● **BRIEF**:
Will you output all of the data below exactly, omitting the images?

[BEGIN PROVIDED MATERIAL]

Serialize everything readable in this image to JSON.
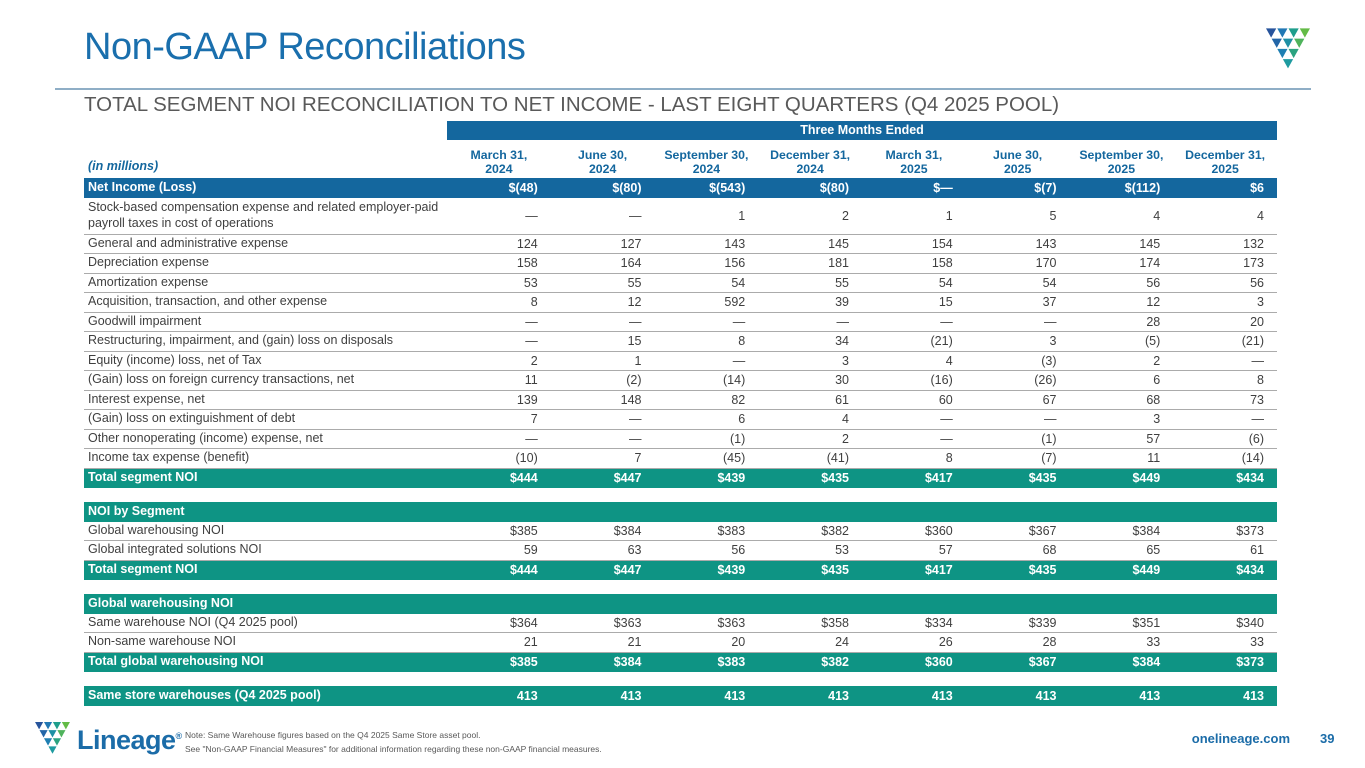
{
  "page": {
    "title": "Non-GAAP Reconciliations",
    "subtitle": "TOTAL SEGMENT NOI RECONCILIATION TO NET INCOME - LAST EIGHT QUARTERS (Q4 2025 POOL)",
    "page_number": "39",
    "website": "onelineage.com"
  },
  "brand": {
    "name": "Lineage",
    "trademark": "®"
  },
  "colors": {
    "accent_blue": "#14679E",
    "accent_teal": "#0E9484",
    "title_blue": "#1A6FAD",
    "body_text": "#3F3F3F",
    "subtitle_gray": "#595959"
  },
  "footer": {
    "note_line1": "Note: Same Warehouse figures based on the Q4 2025 Same Store asset pool.",
    "note_line2": "See \"Non-GAAP Financial Measures\" for additional information regarding these non-GAAP financial measures."
  },
  "table": {
    "units_label": "(in millions)",
    "span_header": "Three Months Ended",
    "columns": [
      [
        "March 31,",
        "2024"
      ],
      [
        "June 30,",
        "2024"
      ],
      [
        "September 30,",
        "2024"
      ],
      [
        "December 31,",
        "2024"
      ],
      [
        "March 31,",
        "2025"
      ],
      [
        "June 30,",
        "2025"
      ],
      [
        "September 30,",
        "2025"
      ],
      [
        "December 31,",
        "2025"
      ]
    ],
    "rows": [
      {
        "type": "blue",
        "label": "Net Income (Loss)",
        "values": [
          "$(48)",
          "$(80)",
          "$(543)",
          "$(80)",
          "$—",
          "$(7)",
          "$(112)",
          "$6"
        ]
      },
      {
        "type": "normal",
        "tall": true,
        "label": "Stock-based compensation expense and related employer-paid payroll taxes in cost of operations",
        "values": [
          "—",
          "—",
          "1",
          "2",
          "1",
          "5",
          "4",
          "4"
        ]
      },
      {
        "type": "normal",
        "label": "General and administrative expense",
        "values": [
          "124",
          "127",
          "143",
          "145",
          "154",
          "143",
          "145",
          "132"
        ]
      },
      {
        "type": "normal",
        "label": "Depreciation expense",
        "values": [
          "158",
          "164",
          "156",
          "181",
          "158",
          "170",
          "174",
          "173"
        ]
      },
      {
        "type": "normal",
        "label": "Amortization expense",
        "values": [
          "53",
          "55",
          "54",
          "55",
          "54",
          "54",
          "56",
          "56"
        ]
      },
      {
        "type": "normal",
        "label": "Acquisition, transaction, and other expense",
        "values": [
          "8",
          "12",
          "592",
          "39",
          "15",
          "37",
          "12",
          "3"
        ]
      },
      {
        "type": "normal",
        "label": "Goodwill impairment",
        "values": [
          "—",
          "—",
          "—",
          "—",
          "—",
          "—",
          "28",
          "20"
        ]
      },
      {
        "type": "normal",
        "label": "Restructuring, impairment, and (gain) loss on disposals",
        "values": [
          "—",
          "15",
          "8",
          "34",
          "(21)",
          "3",
          "(5)",
          "(21)"
        ]
      },
      {
        "type": "normal",
        "label": "Equity (income) loss, net of Tax",
        "values": [
          "2",
          "1",
          "—",
          "3",
          "4",
          "(3)",
          "2",
          "—"
        ]
      },
      {
        "type": "normal",
        "label": "(Gain) loss on foreign currency transactions, net",
        "values": [
          "11",
          "(2)",
          "(14)",
          "30",
          "(16)",
          "(26)",
          "6",
          "8"
        ]
      },
      {
        "type": "normal",
        "label": "Interest expense, net",
        "values": [
          "139",
          "148",
          "82",
          "61",
          "60",
          "67",
          "68",
          "73"
        ]
      },
      {
        "type": "normal",
        "label": "(Gain) loss on extinguishment of debt",
        "values": [
          "7",
          "—",
          "6",
          "4",
          "—",
          "—",
          "3",
          "—"
        ]
      },
      {
        "type": "normal",
        "label": "Other nonoperating (income) expense, net",
        "values": [
          "—",
          "—",
          "(1)",
          "2",
          "—",
          "(1)",
          "57",
          "(6)"
        ]
      },
      {
        "type": "normal",
        "label": "Income tax expense (benefit)",
        "values": [
          "(10)",
          "7",
          "(45)",
          "(41)",
          "8",
          "(7)",
          "11",
          "(14)"
        ]
      },
      {
        "type": "teal",
        "label": "Total segment NOI",
        "values": [
          "$444",
          "$447",
          "$439",
          "$435",
          "$417",
          "$435",
          "$449",
          "$434"
        ]
      },
      {
        "type": "spacer"
      },
      {
        "type": "section",
        "label": "NOI by Segment"
      },
      {
        "type": "normal",
        "label": "Global warehousing NOI",
        "values": [
          "$385",
          "$384",
          "$383",
          "$382",
          "$360",
          "$367",
          "$384",
          "$373"
        ]
      },
      {
        "type": "normal",
        "label": "Global integrated solutions NOI",
        "values": [
          "59",
          "63",
          "56",
          "53",
          "57",
          "68",
          "65",
          "61"
        ]
      },
      {
        "type": "teal",
        "label": "Total segment NOI",
        "values": [
          "$444",
          "$447",
          "$439",
          "$435",
          "$417",
          "$435",
          "$449",
          "$434"
        ]
      },
      {
        "type": "spacer"
      },
      {
        "type": "section",
        "label": "Global warehousing NOI"
      },
      {
        "type": "normal",
        "label": "Same warehouse NOI (Q4 2025 pool)",
        "values": [
          "$364",
          "$363",
          "$363",
          "$358",
          "$334",
          "$339",
          "$351",
          "$340"
        ]
      },
      {
        "type": "normal",
        "label": "Non-same warehouse NOI",
        "values": [
          "21",
          "21",
          "20",
          "24",
          "26",
          "28",
          "33",
          "33"
        ]
      },
      {
        "type": "teal",
        "label": "Total global warehousing NOI",
        "values": [
          "$385",
          "$384",
          "$383",
          "$382",
          "$360",
          "$367",
          "$384",
          "$373"
        ]
      },
      {
        "type": "spacer"
      },
      {
        "type": "teal",
        "label": "Same store warehouses (Q4 2025 pool)",
        "values": [
          "413",
          "413",
          "413",
          "413",
          "413",
          "413",
          "413",
          "413"
        ]
      }
    ]
  }
}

[END PROVIDED MATERIAL]

● **ANSWER TO THIS EXERCISE**:
Serialize everything readable in this image to JSON.
{
  "page": {
    "title": "Non-GAAP Reconciliations",
    "subtitle": "TOTAL SEGMENT NOI RECONCILIATION TO NET INCOME - LAST EIGHT QUARTERS (Q4 2025 POOL)",
    "page_number": "39",
    "website": "onelineage.com"
  },
  "brand": {
    "name": "Lineage",
    "trademark": "®"
  },
  "colors": {
    "accent_blue": "#14679E",
    "accent_teal": "#0E9484",
    "title_blue": "#1A6FAD",
    "body_text": "#3F3F3F",
    "subtitle_gray": "#595959"
  },
  "footer": {
    "note_line1": "Note: Same Warehouse figures based on the Q4 2025 Same Store asset pool.",
    "note_line2": "See \"Non-GAAP Financial Measures\" for additional information regarding these non-GAAP financial measures."
  },
  "table": {
    "units_label": "(in millions)",
    "span_header": "Three Months Ended",
    "columns": [
      [
        "March 31,",
        "2024"
      ],
      [
        "June 30,",
        "2024"
      ],
      [
        "September 30,",
        "2024"
      ],
      [
        "December 31,",
        "2024"
      ],
      [
        "March 31,",
        "2025"
      ],
      [
        "June 30,",
        "2025"
      ],
      [
        "September 30,",
        "2025"
      ],
      [
        "December 31,",
        "2025"
      ]
    ],
    "rows": [
      {
        "type": "blue",
        "label": "Net Income (Loss)",
        "values": [
          "$(48)",
          "$(80)",
          "$(543)",
          "$(80)",
          "$—",
          "$(7)",
          "$(112)",
          "$6"
        ]
      },
      {
        "type": "normal",
        "tall": true,
        "label": "Stock-based compensation expense and related employer-paid payroll taxes in cost of operations",
        "values": [
          "—",
          "—",
          "1",
          "2",
          "1",
          "5",
          "4",
          "4"
        ]
      },
      {
        "type": "normal",
        "label": "General and administrative expense",
        "values": [
          "124",
          "127",
          "143",
          "145",
          "154",
          "143",
          "145",
          "132"
        ]
      },
      {
        "type": "normal",
        "label": "Depreciation expense",
        "values": [
          "158",
          "164",
          "156",
          "181",
          "158",
          "170",
          "174",
          "173"
        ]
      },
      {
        "type": "normal",
        "label": "Amortization expense",
        "values": [
          "53",
          "55",
          "54",
          "55",
          "54",
          "54",
          "56",
          "56"
        ]
      },
      {
        "type": "normal",
        "label": "Acquisition, transaction, and other expense",
        "values": [
          "8",
          "12",
          "592",
          "39",
          "15",
          "37",
          "12",
          "3"
        ]
      },
      {
        "type": "normal",
        "label": "Goodwill impairment",
        "values": [
          "—",
          "—",
          "—",
          "—",
          "—",
          "—",
          "28",
          "20"
        ]
      },
      {
        "type": "normal",
        "label": "Restructuring, impairment, and (gain) loss on disposals",
        "values": [
          "—",
          "15",
          "8",
          "34",
          "(21)",
          "3",
          "(5)",
          "(21)"
        ]
      },
      {
        "type": "normal",
        "label": "Equity (income) loss, net of Tax",
        "values": [
          "2",
          "1",
          "—",
          "3",
          "4",
          "(3)",
          "2",
          "—"
        ]
      },
      {
        "type": "normal",
        "label": "(Gain) loss on foreign currency transactions, net",
        "values": [
          "11",
          "(2)",
          "(14)",
          "30",
          "(16)",
          "(26)",
          "6",
          "8"
        ]
      },
      {
        "type": "normal",
        "label": "Interest expense, net",
        "values": [
          "139",
          "148",
          "82",
          "61",
          "60",
          "67",
          "68",
          "73"
        ]
      },
      {
        "type": "normal",
        "label": "(Gain) loss on extinguishment of debt",
        "values": [
          "7",
          "—",
          "6",
          "4",
          "—",
          "—",
          "3",
          "—"
        ]
      },
      {
        "type": "normal",
        "label": "Other nonoperating (income) expense, net",
        "values": [
          "—",
          "—",
          "(1)",
          "2",
          "—",
          "(1)",
          "57",
          "(6)"
        ]
      },
      {
        "type": "normal",
        "label": "Income tax expense (benefit)",
        "values": [
          "(10)",
          "7",
          "(45)",
          "(41)",
          "8",
          "(7)",
          "11",
          "(14)"
        ]
      },
      {
        "type": "teal",
        "label": "Total segment NOI",
        "values": [
          "$444",
          "$447",
          "$439",
          "$435",
          "$417",
          "$435",
          "$449",
          "$434"
        ]
      },
      {
        "type": "spacer"
      },
      {
        "type": "section",
        "label": "NOI by Segment"
      },
      {
        "type": "normal",
        "label": "Global warehousing NOI",
        "values": [
          "$385",
          "$384",
          "$383",
          "$382",
          "$360",
          "$367",
          "$384",
          "$373"
        ]
      },
      {
        "type": "normal",
        "label": "Global integrated solutions NOI",
        "values": [
          "59",
          "63",
          "56",
          "53",
          "57",
          "68",
          "65",
          "61"
        ]
      },
      {
        "type": "teal",
        "label": "Total segment NOI",
        "values": [
          "$444",
          "$447",
          "$439",
          "$435",
          "$417",
          "$435",
          "$449",
          "$434"
        ]
      },
      {
        "type": "spacer"
      },
      {
        "type": "section",
        "label": "Global warehousing NOI"
      },
      {
        "type": "normal",
        "label": "Same warehouse NOI (Q4 2025 pool)",
        "values": [
          "$364",
          "$363",
          "$363",
          "$358",
          "$334",
          "$339",
          "$351",
          "$340"
        ]
      },
      {
        "type": "normal",
        "label": "Non-same warehouse NOI",
        "values": [
          "21",
          "21",
          "20",
          "24",
          "26",
          "28",
          "33",
          "33"
        ]
      },
      {
        "type": "teal",
        "label": "Total global warehousing NOI",
        "values": [
          "$385",
          "$384",
          "$383",
          "$382",
          "$360",
          "$367",
          "$384",
          "$373"
        ]
      },
      {
        "type": "spacer"
      },
      {
        "type": "teal",
        "label": "Same store warehouses (Q4 2025 pool)",
        "values": [
          "413",
          "413",
          "413",
          "413",
          "413",
          "413",
          "413",
          "413"
        ]
      }
    ]
  }
}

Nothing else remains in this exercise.